Problem to solve. Below are entries. Pull out all lines containing "this".

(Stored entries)
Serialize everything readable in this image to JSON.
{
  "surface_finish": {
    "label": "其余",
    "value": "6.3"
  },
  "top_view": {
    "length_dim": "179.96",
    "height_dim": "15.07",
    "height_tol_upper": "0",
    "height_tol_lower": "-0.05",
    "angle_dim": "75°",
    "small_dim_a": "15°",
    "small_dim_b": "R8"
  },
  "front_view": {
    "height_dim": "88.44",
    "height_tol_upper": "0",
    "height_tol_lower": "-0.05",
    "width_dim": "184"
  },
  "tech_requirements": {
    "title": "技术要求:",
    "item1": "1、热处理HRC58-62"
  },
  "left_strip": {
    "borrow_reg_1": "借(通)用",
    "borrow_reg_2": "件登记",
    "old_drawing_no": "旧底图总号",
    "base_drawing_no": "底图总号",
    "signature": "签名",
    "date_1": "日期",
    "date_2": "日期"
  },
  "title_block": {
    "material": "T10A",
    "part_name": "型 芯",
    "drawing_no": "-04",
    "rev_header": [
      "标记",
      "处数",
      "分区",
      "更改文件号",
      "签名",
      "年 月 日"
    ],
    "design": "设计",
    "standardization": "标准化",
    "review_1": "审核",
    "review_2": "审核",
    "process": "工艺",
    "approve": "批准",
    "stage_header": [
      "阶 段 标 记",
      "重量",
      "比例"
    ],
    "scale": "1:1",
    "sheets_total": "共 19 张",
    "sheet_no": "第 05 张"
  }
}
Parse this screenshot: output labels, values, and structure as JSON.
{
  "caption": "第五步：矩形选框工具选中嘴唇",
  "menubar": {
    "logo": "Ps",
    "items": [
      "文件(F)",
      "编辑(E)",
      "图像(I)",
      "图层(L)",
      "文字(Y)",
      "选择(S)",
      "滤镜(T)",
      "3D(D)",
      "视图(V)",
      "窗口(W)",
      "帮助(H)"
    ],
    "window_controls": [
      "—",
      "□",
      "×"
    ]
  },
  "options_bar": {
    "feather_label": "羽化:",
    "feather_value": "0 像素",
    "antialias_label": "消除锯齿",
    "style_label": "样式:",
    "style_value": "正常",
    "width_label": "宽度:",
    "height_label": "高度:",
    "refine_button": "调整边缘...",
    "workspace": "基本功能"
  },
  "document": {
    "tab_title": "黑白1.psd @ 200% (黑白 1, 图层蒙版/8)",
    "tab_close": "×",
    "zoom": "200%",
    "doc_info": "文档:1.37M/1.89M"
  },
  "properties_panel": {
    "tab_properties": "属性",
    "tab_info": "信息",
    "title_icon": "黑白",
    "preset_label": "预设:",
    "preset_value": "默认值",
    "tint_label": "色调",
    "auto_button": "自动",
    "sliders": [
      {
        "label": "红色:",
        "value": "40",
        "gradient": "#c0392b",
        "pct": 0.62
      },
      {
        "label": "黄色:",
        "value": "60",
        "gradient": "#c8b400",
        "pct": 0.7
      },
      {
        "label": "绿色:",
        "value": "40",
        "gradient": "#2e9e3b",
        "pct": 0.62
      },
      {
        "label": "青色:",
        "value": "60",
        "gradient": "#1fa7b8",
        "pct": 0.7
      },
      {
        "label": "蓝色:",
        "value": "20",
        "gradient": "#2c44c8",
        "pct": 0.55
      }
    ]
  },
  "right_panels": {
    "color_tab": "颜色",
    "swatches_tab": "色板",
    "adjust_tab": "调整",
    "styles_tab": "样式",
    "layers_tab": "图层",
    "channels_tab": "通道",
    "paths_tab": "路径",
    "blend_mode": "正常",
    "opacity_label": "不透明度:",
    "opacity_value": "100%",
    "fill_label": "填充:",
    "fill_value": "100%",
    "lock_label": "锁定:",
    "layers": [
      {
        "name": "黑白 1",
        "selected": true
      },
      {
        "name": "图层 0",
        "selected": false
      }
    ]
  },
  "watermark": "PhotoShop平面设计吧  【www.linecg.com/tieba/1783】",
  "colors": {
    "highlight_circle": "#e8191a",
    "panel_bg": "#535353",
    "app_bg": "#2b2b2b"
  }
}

The response.
Serialize everything readable in this image to JSON.
Parse this screenshot: output labels, values, and structure as JSON.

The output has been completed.